**Written request**
Wherever the string "BOMB" occurs in a line of these records, report that line.

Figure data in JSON

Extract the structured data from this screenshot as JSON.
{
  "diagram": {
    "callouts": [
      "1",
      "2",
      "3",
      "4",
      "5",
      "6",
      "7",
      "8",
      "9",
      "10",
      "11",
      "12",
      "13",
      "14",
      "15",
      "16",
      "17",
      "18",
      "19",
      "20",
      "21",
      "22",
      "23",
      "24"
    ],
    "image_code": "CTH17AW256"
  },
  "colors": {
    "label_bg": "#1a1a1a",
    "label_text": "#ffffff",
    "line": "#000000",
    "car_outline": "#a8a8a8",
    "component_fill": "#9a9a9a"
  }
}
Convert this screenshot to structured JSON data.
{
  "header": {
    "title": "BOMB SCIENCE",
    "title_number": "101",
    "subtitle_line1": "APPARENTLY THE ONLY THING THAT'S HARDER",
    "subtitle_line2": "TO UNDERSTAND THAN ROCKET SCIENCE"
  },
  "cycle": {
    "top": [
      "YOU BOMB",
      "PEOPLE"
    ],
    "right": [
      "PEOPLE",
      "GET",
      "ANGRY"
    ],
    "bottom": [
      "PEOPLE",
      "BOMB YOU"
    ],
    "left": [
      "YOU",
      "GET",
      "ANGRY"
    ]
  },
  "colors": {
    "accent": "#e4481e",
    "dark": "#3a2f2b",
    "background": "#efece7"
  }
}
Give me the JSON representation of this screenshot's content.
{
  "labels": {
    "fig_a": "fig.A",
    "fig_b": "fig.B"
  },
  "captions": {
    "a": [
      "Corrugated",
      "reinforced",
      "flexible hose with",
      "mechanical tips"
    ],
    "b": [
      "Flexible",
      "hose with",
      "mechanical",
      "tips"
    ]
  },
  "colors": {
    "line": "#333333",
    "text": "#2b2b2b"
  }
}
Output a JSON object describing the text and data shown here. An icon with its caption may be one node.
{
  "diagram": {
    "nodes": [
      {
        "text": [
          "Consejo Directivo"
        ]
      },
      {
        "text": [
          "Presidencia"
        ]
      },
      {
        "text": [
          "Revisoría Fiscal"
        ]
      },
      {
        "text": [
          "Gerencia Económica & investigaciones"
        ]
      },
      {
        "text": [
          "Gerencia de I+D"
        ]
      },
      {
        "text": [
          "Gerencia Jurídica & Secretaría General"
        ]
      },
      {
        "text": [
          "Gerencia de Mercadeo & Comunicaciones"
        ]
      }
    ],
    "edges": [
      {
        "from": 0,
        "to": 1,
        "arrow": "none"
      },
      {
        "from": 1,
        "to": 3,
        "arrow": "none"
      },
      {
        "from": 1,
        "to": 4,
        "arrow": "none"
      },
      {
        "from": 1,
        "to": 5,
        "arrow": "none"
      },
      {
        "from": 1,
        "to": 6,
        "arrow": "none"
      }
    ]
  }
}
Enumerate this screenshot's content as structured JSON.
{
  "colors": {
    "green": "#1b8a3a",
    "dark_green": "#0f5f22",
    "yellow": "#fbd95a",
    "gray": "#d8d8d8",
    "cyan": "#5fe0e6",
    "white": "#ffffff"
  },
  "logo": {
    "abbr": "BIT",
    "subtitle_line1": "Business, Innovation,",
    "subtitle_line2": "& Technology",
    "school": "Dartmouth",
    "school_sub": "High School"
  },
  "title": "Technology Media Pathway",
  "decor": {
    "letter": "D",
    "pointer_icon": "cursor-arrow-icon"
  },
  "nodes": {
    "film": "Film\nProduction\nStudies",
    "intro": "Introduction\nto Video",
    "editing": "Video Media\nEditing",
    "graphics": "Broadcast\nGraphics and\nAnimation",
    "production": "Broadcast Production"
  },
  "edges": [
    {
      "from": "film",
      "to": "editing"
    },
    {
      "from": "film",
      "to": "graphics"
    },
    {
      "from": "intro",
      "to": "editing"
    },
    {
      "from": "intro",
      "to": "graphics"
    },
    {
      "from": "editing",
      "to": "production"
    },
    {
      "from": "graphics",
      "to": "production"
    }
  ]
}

**Result for this exercise**
    "title": "BOMB SCIENCE",
      "YOU BOMB",
      "BOMB YOU"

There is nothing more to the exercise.